### Exercise brief
In the records, find each line where "cross" occurs, and copy it.

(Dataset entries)
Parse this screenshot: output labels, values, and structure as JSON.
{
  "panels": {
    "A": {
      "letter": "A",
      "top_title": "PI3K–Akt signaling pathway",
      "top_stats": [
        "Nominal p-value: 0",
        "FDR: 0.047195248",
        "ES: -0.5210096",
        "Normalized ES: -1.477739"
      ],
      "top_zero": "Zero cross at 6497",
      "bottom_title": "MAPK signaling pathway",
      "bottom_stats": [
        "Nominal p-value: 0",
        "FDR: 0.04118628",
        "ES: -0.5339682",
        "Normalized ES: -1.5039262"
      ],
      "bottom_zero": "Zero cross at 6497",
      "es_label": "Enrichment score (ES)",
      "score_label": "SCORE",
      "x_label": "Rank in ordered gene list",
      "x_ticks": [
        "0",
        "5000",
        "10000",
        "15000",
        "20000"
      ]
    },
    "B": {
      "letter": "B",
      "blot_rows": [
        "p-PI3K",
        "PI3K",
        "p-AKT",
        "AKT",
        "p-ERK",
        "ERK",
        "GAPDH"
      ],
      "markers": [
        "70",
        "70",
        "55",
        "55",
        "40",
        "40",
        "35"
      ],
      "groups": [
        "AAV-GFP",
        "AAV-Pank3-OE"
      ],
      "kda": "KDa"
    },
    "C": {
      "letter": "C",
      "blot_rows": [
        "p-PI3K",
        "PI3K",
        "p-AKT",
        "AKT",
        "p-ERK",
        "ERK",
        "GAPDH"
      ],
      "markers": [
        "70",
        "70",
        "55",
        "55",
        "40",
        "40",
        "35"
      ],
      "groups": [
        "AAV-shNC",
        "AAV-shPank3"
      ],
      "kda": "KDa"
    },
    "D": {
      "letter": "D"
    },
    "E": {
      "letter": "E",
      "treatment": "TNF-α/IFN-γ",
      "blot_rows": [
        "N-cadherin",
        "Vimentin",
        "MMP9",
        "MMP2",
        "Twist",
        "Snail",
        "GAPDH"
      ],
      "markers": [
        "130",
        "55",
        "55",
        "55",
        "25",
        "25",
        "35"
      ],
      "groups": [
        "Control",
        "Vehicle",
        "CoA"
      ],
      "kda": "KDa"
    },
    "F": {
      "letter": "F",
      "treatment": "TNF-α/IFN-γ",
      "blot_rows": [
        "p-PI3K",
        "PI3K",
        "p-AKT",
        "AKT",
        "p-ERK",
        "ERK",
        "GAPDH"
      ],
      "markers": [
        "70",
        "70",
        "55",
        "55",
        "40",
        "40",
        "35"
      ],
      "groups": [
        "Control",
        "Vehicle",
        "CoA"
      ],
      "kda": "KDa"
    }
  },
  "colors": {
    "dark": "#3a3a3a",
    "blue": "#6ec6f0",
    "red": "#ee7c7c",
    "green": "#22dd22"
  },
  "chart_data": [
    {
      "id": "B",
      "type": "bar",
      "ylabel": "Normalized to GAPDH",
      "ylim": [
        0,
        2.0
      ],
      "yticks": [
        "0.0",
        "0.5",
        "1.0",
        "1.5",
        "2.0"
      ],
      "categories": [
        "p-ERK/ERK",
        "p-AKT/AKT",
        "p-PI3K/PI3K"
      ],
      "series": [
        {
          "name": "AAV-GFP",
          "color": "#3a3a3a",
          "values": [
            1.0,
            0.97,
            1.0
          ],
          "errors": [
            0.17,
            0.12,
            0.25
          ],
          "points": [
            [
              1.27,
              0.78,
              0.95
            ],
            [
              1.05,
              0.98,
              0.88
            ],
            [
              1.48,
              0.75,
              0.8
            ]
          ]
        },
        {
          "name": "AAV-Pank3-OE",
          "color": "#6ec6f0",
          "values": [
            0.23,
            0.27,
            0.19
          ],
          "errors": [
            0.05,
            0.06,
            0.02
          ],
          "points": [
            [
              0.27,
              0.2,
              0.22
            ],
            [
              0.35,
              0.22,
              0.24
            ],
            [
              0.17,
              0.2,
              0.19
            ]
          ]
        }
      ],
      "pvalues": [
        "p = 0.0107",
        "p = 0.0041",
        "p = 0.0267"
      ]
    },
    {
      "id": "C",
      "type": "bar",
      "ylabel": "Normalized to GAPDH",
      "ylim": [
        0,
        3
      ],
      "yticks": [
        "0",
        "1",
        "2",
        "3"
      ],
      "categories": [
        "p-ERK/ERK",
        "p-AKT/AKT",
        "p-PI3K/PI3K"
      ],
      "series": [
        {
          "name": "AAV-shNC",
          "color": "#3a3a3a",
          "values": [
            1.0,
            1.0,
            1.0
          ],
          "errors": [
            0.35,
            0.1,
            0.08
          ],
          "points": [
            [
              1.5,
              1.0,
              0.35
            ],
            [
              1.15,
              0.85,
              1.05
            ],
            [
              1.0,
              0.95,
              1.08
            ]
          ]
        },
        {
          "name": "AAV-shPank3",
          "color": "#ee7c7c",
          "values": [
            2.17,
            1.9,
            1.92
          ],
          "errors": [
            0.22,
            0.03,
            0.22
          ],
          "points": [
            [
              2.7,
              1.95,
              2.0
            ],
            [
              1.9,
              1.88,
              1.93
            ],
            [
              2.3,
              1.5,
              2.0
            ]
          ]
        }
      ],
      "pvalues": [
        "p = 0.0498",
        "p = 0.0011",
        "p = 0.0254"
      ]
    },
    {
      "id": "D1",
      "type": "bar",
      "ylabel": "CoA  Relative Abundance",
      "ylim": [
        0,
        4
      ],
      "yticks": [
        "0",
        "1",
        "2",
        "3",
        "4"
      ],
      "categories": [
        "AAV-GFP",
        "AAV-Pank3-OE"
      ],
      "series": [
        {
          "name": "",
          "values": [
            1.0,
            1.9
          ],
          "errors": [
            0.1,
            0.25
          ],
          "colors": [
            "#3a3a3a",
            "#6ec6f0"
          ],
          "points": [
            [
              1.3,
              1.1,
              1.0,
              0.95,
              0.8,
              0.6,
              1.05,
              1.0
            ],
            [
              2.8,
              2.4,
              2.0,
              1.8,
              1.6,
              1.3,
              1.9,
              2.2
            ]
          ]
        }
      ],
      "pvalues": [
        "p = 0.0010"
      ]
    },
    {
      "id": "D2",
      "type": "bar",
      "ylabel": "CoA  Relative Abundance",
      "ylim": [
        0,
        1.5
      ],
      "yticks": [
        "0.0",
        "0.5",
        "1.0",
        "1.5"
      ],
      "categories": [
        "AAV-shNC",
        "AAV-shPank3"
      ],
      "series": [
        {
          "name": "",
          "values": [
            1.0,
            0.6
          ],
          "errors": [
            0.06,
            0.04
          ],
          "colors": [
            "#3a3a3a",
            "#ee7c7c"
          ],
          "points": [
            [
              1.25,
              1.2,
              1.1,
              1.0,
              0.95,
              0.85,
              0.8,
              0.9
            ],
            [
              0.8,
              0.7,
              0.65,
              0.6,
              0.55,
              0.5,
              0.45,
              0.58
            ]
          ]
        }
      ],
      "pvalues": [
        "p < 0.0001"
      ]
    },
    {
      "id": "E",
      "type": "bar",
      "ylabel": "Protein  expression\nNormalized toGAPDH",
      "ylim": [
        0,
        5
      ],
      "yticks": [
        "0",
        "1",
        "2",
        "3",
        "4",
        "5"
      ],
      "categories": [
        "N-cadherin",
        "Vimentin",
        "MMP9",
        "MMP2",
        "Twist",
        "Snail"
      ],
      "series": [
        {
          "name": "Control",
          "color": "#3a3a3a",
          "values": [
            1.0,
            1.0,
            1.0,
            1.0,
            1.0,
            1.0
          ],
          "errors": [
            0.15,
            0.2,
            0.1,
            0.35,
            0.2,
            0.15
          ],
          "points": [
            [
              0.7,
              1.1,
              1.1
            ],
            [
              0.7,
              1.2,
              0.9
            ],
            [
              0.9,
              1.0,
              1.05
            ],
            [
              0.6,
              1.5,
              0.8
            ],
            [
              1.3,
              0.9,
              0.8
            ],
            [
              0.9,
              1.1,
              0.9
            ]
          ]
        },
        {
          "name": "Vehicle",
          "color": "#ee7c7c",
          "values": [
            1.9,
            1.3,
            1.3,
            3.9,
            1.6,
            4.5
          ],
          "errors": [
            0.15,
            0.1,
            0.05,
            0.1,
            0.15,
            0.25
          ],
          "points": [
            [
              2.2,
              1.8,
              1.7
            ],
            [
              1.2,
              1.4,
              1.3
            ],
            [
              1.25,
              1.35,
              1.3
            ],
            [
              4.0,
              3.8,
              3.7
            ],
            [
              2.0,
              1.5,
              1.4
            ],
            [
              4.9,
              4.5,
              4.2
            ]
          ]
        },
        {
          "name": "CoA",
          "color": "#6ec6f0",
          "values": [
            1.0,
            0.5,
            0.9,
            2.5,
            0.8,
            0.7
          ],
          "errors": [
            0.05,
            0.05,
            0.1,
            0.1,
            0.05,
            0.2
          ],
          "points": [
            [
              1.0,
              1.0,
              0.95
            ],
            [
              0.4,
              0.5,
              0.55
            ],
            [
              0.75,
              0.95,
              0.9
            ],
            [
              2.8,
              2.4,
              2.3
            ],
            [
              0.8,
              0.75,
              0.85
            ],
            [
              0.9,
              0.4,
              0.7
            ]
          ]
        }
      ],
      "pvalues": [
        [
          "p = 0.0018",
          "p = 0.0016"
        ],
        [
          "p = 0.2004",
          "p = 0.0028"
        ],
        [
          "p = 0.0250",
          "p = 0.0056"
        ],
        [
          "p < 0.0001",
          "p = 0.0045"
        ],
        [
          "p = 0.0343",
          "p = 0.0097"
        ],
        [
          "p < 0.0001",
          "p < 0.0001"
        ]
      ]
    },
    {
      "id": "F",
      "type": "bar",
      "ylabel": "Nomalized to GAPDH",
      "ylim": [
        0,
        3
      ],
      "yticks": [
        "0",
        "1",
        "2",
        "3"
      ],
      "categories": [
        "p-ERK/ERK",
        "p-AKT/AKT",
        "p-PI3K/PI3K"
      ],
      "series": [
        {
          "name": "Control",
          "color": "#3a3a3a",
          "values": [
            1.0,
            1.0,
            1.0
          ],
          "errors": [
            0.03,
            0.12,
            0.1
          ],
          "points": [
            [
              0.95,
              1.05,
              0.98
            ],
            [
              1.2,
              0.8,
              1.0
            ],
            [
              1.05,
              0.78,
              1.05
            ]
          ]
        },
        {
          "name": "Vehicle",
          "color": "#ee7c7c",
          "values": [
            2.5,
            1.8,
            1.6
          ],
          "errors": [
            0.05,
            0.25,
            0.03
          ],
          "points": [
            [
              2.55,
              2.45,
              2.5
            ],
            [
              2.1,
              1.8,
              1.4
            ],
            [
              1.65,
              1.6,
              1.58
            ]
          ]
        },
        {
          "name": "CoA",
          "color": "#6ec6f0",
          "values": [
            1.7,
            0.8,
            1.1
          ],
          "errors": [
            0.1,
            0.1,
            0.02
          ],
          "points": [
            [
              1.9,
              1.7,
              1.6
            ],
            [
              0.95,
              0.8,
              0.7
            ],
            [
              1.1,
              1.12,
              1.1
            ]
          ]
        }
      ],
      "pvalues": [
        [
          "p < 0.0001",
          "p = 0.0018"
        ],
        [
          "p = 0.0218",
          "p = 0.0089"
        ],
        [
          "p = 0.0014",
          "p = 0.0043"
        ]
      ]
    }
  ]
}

### Answer to the problem
      "top_zero": "Zero cross at 6497",
      "bottom_zero": "Zero cross at 6497",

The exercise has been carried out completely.